--- Start of Supplied records ---

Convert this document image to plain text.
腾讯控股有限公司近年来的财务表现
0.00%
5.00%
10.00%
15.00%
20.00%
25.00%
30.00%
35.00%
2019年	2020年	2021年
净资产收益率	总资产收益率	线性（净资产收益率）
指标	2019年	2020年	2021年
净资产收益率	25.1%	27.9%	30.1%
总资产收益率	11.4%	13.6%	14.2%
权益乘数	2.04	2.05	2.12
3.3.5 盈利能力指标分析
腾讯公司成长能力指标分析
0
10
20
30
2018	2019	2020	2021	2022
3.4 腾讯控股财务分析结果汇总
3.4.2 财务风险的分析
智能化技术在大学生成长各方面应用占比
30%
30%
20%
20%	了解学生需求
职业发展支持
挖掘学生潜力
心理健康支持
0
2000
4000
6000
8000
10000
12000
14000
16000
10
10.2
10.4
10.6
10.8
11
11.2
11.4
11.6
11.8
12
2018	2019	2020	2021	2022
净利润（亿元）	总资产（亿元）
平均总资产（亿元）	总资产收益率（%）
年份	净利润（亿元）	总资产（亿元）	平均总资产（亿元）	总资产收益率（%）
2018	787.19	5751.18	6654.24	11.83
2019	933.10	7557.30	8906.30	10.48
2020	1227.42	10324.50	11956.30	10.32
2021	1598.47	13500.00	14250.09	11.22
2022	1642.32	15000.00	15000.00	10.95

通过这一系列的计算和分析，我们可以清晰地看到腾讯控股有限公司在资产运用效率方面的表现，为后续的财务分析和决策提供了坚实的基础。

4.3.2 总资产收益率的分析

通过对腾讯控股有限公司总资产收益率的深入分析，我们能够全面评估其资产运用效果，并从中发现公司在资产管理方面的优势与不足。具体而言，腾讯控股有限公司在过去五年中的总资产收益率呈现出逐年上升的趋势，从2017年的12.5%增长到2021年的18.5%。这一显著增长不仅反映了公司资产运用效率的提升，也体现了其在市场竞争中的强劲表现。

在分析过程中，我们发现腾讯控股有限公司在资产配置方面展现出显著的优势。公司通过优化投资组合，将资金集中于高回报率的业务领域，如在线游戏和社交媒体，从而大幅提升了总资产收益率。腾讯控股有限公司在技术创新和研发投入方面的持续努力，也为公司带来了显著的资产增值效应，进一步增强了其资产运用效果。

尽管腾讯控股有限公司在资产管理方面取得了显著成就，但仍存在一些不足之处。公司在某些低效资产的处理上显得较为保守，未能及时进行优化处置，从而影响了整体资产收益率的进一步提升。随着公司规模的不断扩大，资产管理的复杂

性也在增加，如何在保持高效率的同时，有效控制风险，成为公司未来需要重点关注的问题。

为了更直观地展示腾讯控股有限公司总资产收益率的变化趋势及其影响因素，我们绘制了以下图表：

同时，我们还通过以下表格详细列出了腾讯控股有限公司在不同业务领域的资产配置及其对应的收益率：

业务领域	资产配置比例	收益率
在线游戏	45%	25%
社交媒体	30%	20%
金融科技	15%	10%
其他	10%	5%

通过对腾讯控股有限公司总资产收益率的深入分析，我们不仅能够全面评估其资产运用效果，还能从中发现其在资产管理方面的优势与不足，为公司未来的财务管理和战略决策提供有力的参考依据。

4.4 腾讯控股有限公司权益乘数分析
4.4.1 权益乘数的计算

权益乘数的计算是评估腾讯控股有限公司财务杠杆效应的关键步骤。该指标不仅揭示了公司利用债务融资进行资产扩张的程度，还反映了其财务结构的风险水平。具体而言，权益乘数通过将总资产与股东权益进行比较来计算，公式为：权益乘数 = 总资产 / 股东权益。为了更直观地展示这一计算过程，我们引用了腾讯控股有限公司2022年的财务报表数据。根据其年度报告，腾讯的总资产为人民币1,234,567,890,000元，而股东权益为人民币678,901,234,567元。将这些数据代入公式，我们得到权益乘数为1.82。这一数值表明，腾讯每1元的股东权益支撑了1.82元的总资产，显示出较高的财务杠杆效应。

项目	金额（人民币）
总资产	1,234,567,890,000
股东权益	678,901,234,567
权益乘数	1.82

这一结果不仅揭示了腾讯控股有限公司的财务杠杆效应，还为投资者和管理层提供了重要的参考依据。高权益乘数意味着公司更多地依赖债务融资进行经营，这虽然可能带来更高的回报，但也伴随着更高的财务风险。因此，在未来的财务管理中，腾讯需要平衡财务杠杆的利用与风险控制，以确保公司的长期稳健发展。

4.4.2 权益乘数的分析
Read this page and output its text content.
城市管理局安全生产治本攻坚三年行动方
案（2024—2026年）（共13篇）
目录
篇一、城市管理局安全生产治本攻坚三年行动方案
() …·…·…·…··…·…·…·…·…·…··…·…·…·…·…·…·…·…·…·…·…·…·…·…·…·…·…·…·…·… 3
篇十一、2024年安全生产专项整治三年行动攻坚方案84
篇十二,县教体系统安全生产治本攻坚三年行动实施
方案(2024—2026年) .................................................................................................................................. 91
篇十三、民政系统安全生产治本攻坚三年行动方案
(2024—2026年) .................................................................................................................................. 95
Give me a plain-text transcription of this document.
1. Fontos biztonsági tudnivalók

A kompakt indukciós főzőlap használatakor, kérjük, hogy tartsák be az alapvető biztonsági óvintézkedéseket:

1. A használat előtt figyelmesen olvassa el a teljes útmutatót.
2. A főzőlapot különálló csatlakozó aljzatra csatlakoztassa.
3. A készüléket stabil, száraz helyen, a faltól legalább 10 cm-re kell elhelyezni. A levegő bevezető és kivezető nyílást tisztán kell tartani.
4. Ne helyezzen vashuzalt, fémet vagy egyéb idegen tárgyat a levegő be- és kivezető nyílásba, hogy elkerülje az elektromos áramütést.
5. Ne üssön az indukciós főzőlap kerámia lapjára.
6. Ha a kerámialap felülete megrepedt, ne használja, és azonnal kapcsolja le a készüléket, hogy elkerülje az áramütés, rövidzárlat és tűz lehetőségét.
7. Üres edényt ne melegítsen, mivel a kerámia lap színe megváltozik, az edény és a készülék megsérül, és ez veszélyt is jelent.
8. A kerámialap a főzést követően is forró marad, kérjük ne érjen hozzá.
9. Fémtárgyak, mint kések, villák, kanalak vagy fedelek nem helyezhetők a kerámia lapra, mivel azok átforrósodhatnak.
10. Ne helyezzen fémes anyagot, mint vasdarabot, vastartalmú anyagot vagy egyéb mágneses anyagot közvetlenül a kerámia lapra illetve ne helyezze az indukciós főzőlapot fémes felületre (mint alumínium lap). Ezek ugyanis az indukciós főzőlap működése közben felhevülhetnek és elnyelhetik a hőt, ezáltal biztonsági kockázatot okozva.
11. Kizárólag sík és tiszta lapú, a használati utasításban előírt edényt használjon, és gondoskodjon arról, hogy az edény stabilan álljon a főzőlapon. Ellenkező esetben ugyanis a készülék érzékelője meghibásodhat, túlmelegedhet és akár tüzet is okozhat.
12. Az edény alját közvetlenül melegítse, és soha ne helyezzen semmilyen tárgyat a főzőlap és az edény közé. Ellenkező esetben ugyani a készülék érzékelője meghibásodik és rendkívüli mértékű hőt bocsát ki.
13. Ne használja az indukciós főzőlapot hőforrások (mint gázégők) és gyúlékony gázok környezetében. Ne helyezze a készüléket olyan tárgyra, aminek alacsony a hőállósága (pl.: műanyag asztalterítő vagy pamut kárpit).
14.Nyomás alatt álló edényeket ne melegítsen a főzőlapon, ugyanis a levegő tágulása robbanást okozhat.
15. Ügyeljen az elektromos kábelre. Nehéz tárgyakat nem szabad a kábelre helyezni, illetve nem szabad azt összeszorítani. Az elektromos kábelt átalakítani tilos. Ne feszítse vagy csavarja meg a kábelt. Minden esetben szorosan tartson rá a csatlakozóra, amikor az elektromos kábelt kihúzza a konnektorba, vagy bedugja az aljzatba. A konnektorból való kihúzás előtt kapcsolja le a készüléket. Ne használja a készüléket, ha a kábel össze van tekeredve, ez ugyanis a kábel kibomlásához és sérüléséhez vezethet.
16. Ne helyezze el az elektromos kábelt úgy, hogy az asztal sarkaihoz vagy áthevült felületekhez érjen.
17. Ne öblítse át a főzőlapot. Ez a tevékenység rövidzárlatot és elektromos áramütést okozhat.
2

--- End of Supplied records ---

**Short problem:**
Copy every line of the listing that includes the string "kérjük".

**Solution to the exercise:**
A kompakt indukciós főzőlap használatakor, kérjük, hogy tartsák be az alapvető biztonsági óvintézkedéseket:
8. A kerámialap a főzést követően is forró marad, kérjük ne érjen hozzá.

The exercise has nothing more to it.